Start Dataset records

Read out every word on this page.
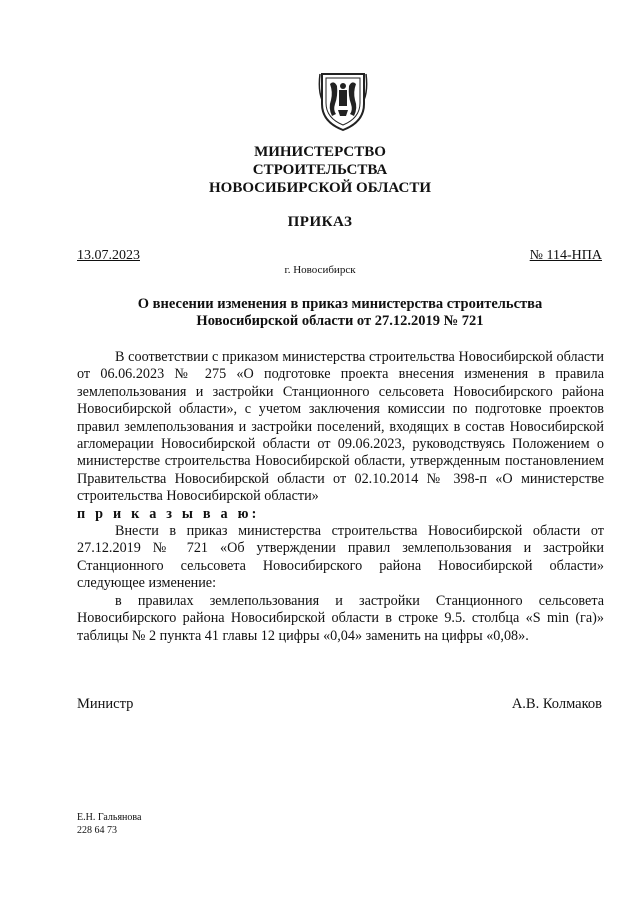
МИНИСТЕРСТВО
СТРОИТЕЛЬСТВА
НОВОСИБИРСКОЙ ОБЛАСТИ
ПРИКАЗ
13.07.2023	№ 114-НПА
г. Новосибирск
О внесении изменения в приказ министерства строительства
Новосибирской области от 27.12.2019 № 721

В соответствии с приказом министерства строительства Новосибирской области от 06.06.2023 № 275 «О подготовке проекта внесения изменения в правила землепользования и застройки Станционного сельсовета Новосибирского района Новосибирской области», с учетом заключения комиссии по подготовке проектов правил землепользования и застройки поселений, входящих в состав Новосибирской агломерации Новосибирской области от 09.06.2023, руководствуясь Положением о министерстве строительства Новосибирской области, утвержденным постановлением Правительства Новосибирской области от 02.10.2014 № 398-п «О министерстве строительства Новосибирской области»

п р и к а з ы в а ю:

Внести в приказ министерства строительства Новосибирской области от 27.12.2019 № 721 «Об утверждении правил землепользования и застройки Станционного сельсовета Новосибирского района Новосибирской области» следующее изменение:

в правилах землепользования и застройки Станционного сельсовета Новосибирского района Новосибирской области в строке 9.5. столбца «S min (га)» таблицы № 2 пункта 41 главы 12 цифры «0,04» заменить на цифры «0,08».

Министр	А.В. Колмаков
Е.Н. Гальянова
228 64 73
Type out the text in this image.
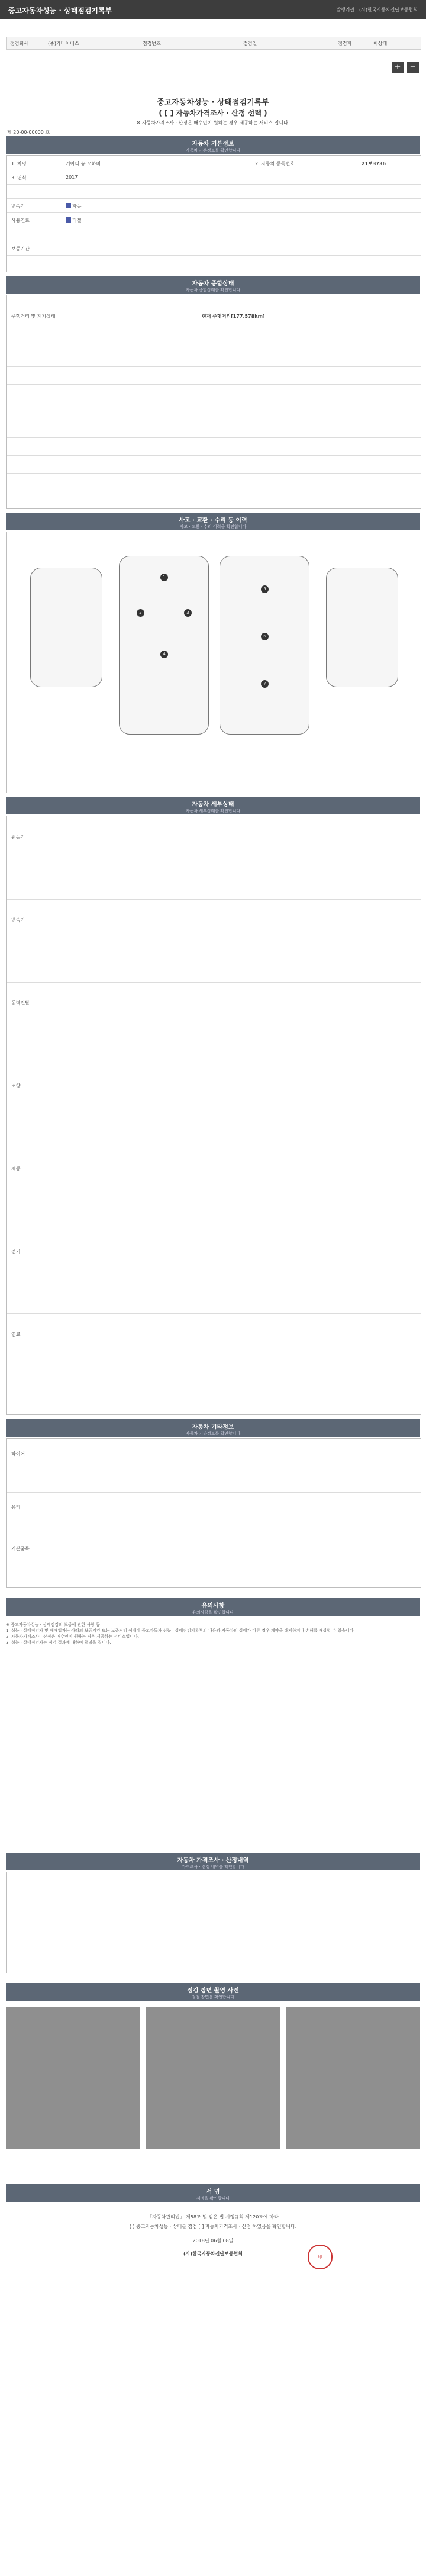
중고자동차성능 · 상태점검기록부	발행기관 : (사)한국자동차진단보증협회
점검회사	(주)카바이베스	점검번호	점검일	점검자	이상태
+ −
중고자동차성능 · 상태점검기록부
( [ ] 자동차가격조사 · 산정 선택 )
※ 자동차가격조사 · 산정은 매수인이 원하는 경우 제공하는 서비스 입니다.
제 20-00-00000 호
자동차 기본정보
자동차 기본정보를 확인합니다
1. 차명	기아더 뉴 모하비	2. 자동차 등록번호	21보3736
3. 연식	2017
변속기	자동
사용연료	디젤
보증기간
자동차 종합상태
자동차 종합상태를 확인합니다
주행거리 및 계기상태	현재 주행거리[177,578km]
사고 · 교환 · 수리 등 이력
사고 · 교환 · 수리 이력을 확인합니다
1
2	3
4
5
6
7
자동차 세부상태
자동차 세부상태를 확인합니다
원동기
변속기
동력전달
조향
제동
전기
연료
자동차 기타정보
자동차 기타정보를 확인합니다
타이어
유리
기본품목
유의사항
유의사항을 확인합니다
※ 중고자동차성능 · 상태점검의 보증에 관한 사항 등
1. 성능 · 상태점검자 및 매매업자는 아래의 보증기간 또는 보증거리 이내에 중고자동차 성능 · 상태점검기록부의 내용과 자동차의 상태가 다른 경우 계약을 해제하거나 손해를 배상할 수 있습니다.
2. 자동차가격조사 · 산정은 매수인이 원하는 경우 제공하는 서비스입니다.
3. 성능 · 상태점검자는 점검 결과에 대하여 책임을 집니다.
자동차 가격조사 · 산정내역
가격조사 · 산정 내역을 확인합니다
점검 장면 촬영 사진
점검 장면을 확인합니다
서 명
서명을 확인합니다
「자동차관리법」 제58조 및 같은 법 시행규칙 제120조에 따라
( ) 중고자동차성능 · 상태를 점검 [ ] 자동차가격조사 · 산정 하였음을 확인합니다.
2018년 06월 08일
(사)한국자동차진단보증협회
印
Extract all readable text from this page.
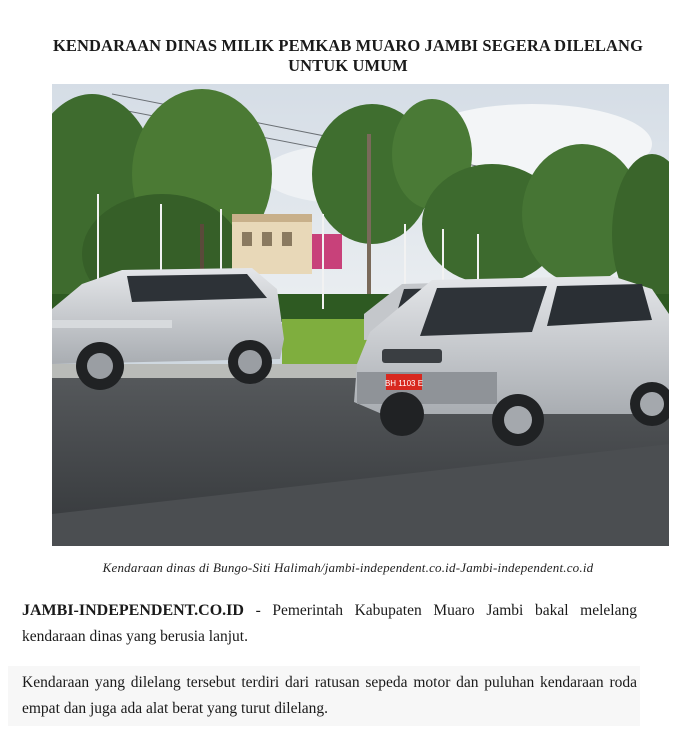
KENDARAAN DINAS MILIK PEMKAB MUARO JAMBI SEGERA DILELANG UNTUK UMUM
BH 1103 E
Kendaraan dinas di Bungo-Siti Halimah/jambi-independent.co.id-Jambi-independent.co.id

JAMBI-INDEPENDENT.CO.ID - Pemerintah Kabupaten Muaro Jambi bakal melelang kendaraan dinas yang berusia lanjut.

Kendaraan yang dilelang tersebut terdiri dari ratusan sepeda motor dan puluhan kendaraan roda empat dan juga ada alat berat yang turut dilelang.
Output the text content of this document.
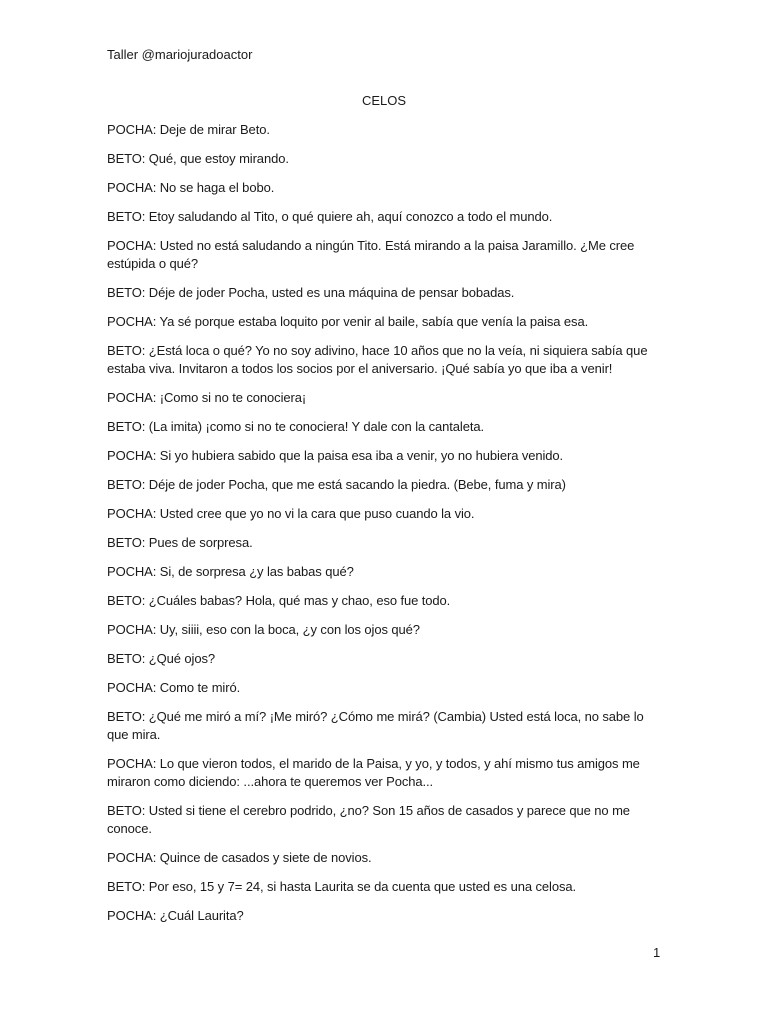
Taller @mariojuradoactor
CELOS

POCHA: Deje de mirar Beto.

BETO: Qué, que estoy mirando.

POCHA: No se haga el bobo.

BETO: Etoy saludando al Tito, o qué quiere ah, aquí conozco a todo el mundo.

POCHA: Usted no está saludando a ningún Tito. Está mirando a la paisa Jaramillo. ¿Me cree estúpida o qué?

BETO: Déje de joder Pocha, usted es una máquina de pensar bobadas.

POCHA: Ya sé porque estaba loquito por venir al baile, sabía que venía la paisa esa.

BETO: ¿Está loca o qué? Yo no soy adivino, hace 10 años que no la veía, ni siquiera sabía que estaba viva. Invitaron a todos los socios por el aniversario. ¡Qué sabía yo que iba a venir!

POCHA: ¡Como si no te conociera¡

BETO: (La imita) ¡como si no te conociera! Y dale con la cantaleta.

POCHA: Si yo hubiera sabido que la paisa esa iba a venir, yo no hubiera venido.

BETO: Déje de joder Pocha, que me está sacando la piedra. (Bebe, fuma y mira)

POCHA: Usted cree que yo no vi la cara que puso cuando la vio.

BETO: Pues de sorpresa.

POCHA: Si, de sorpresa ¿y las babas qué?

BETO: ¿Cuáles babas? Hola, qué mas y chao, eso fue todo.

POCHA: Uy, siiii, eso con la boca, ¿y con los ojos qué?

BETO: ¿Qué ojos?

POCHA: Como te miró.

BETO: ¿Qué me miró a mí? ¡Me miró? ¿Cómo me mirá? (Cambia) Usted está loca, no sabe lo que mira.

POCHA: Lo que vieron todos, el marido de la Paisa, y yo, y todos, y ahí mismo tus amigos me miraron como diciendo: ...ahora te queremos ver Pocha...

BETO: Usted si tiene el cerebro podrido, ¿no? Son 15 años de casados y parece que no me conoce.

POCHA: Quince de casados y siete de novios.

BETO: Por eso, 15 y 7= 24, si hasta Laurita se da cuenta que usted es una celosa.

POCHA: ¿Cuál Laurita?

1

End Dataset records

## Exercise instructions
Make an exact copy of the data, leaving its pictures out.

## Result of this exercise
Read out every word on this page.
МИНИСТЕРСТВО
СТРОИТЕЛЬСТВА
НОВОСИБИРСКОЙ ОБЛАСТИ
ПРИКАЗ
13.07.2023	№ 114-НПА
г. Новосибирск
О внесении изменения в приказ министерства строительства
Новосибирской области от 27.12.2019 № 721

В соответствии с приказом министерства строительства Новосибирской области от 06.06.2023 № 275 «О подготовке проекта внесения изменения в правила землепользования и застройки Станционного сельсовета Новосибирского района Новосибирской области», с учетом заключения комиссии по подготовке проектов правил землепользования и застройки поселений, входящих в состав Новосибирской агломерации Новосибирской области от 09.06.2023, руководствуясь Положением о министерстве строительства Новосибирской области, утвержденным постановлением Правительства Новосибирской области от 02.10.2014 № 398-п «О министерстве строительства Новосибирской области»

п р и к а з ы в а ю:

Внести в приказ министерства строительства Новосибирской области от 27.12.2019 № 721 «Об утверждении правил землепользования и застройки Станционного сельсовета Новосибирского района Новосибирской области» следующее изменение:

в правилах землепользования и застройки Станционного сельсовета Новосибирского района Новосибирской области в строке 9.5. столбца «S min (га)» таблицы № 2 пункта 41 главы 12 цифры «0,04» заменить на цифры «0,08».

Министр	А.В. Колмаков
Е.Н. Гальянова
228 64 73
Type out the text in this image.
중고자동차성능 · 상태점검기록부	발행기관 : (사)한국자동차진단보증협회
점검회사	(주)카바이베스	점검번호	점검일	점검자	이상태
+ −
중고자동차성능 · 상태점검기록부
( [ ] 자동차가격조사 · 산정 선택 )
※ 자동차가격조사 · 산정은 매수인이 원하는 경우 제공하는 서비스 입니다.
제 20-00-00000 호
자동차 기본정보
자동차 기본정보를 확인합니다
1. 차명	기아더 뉴 모하비	2. 자동차 등록번호	21보3736
3. 연식	2017
변속기	자동
사용연료	디젤
보증기간
자동차 종합상태
자동차 종합상태를 확인합니다
주행거리 및 계기상태	현재 주행거리[177,578km]
사고 · 교환 · 수리 등 이력
사고 · 교환 · 수리 이력을 확인합니다
1
2	3
4
5
6
7
자동차 세부상태
자동차 세부상태를 확인합니다
원동기
변속기
동력전달
조향
제동
전기
연료
자동차 기타정보
자동차 기타정보를 확인합니다
타이어
유리
기본품목
유의사항
유의사항을 확인합니다
※ 중고자동차성능 · 상태점검의 보증에 관한 사항 등
1. 성능 · 상태점검자 및 매매업자는 아래의 보증기간 또는 보증거리 이내에 중고자동차 성능 · 상태점검기록부의 내용과 자동차의 상태가 다른 경우 계약을 해제하거나 손해를 배상할 수 있습니다.
2. 자동차가격조사 · 산정은 매수인이 원하는 경우 제공하는 서비스입니다.
3. 성능 · 상태점검자는 점검 결과에 대하여 책임을 집니다.
자동차 가격조사 · 산정내역
가격조사 · 산정 내역을 확인합니다
점검 장면 촬영 사진
점검 장면을 확인합니다
서 명
서명을 확인합니다
「자동차관리법」 제58조 및 같은 법 시행규칙 제120조에 따라
( ) 중고자동차성능 · 상태를 점검 [ ] 자동차가격조사 · 산정 하였음을 확인합니다.
2018년 06월 08일
(사)한국자동차진단보증협회
印
Extract all readable text from this page.
KENDARAAN DINAS MILIK PEMKAB MUARO JAMBI SEGERA DILELANG UNTUK UMUM
BH 1103 E
Kendaraan dinas di Bungo-Siti Halimah/jambi-independent.co.id-Jambi-independent.co.id

JAMBI-INDEPENDENT.CO.ID - Pemerintah Kabupaten Muaro Jambi bakal melelang kendaraan dinas yang berusia lanjut.

Kendaraan yang dilelang tersebut terdiri dari ratusan sepeda motor dan puluhan kendaraan roda empat dan juga ada alat berat yang turut dilelang.
Output the text content of this document.
Taller @mariojuradoactor
CELOS

POCHA: Deje de mirar Beto.

BETO: Qué, que estoy mirando.

POCHA: No se haga el bobo.

BETO: Etoy saludando al Tito, o qué quiere ah, aquí conozco a todo el mundo.

POCHA: Usted no está saludando a ningún Tito. Está mirando a la paisa Jaramillo. ¿Me cree estúpida o qué?

BETO: Déje de joder Pocha, usted es una máquina de pensar bobadas.

POCHA: Ya sé porque estaba loquito por venir al baile, sabía que venía la paisa esa.

BETO: ¿Está loca o qué? Yo no soy adivino, hace 10 años que no la veía, ni siquiera sabía que estaba viva. Invitaron a todos los socios por el aniversario. ¡Qué sabía yo que iba a venir!

POCHA: ¡Como si no te conociera¡

BETO: (La imita) ¡como si no te conociera! Y dale con la cantaleta.

POCHA: Si yo hubiera sabido que la paisa esa iba a venir, yo no hubiera venido.

BETO: Déje de joder Pocha, que me está sacando la piedra. (Bebe, fuma y mira)

POCHA: Usted cree que yo no vi la cara que puso cuando la vio.

BETO: Pues de sorpresa.

POCHA: Si, de sorpresa ¿y las babas qué?

BETO: ¿Cuáles babas? Hola, qué mas y chao, eso fue todo.

POCHA: Uy, siiii, eso con la boca, ¿y con los ojos qué?

BETO: ¿Qué ojos?

POCHA: Como te miró.

BETO: ¿Qué me miró a mí? ¡Me miró? ¿Cómo me mirá? (Cambia) Usted está loca, no sabe lo que mira.

POCHA: Lo que vieron todos, el marido de la Paisa, y yo, y todos, y ahí mismo tus amigos me miraron como diciendo: ...ahora te queremos ver Pocha...

BETO: Usted si tiene el cerebro podrido, ¿no? Son 15 años de casados y parece que no me conoce.

POCHA: Quince de casados y siete de novios.

BETO: Por eso, 15 y 7= 24, si hasta Laurita se da cuenta que usted es una celosa.

POCHA: ¿Cuál Laurita?

1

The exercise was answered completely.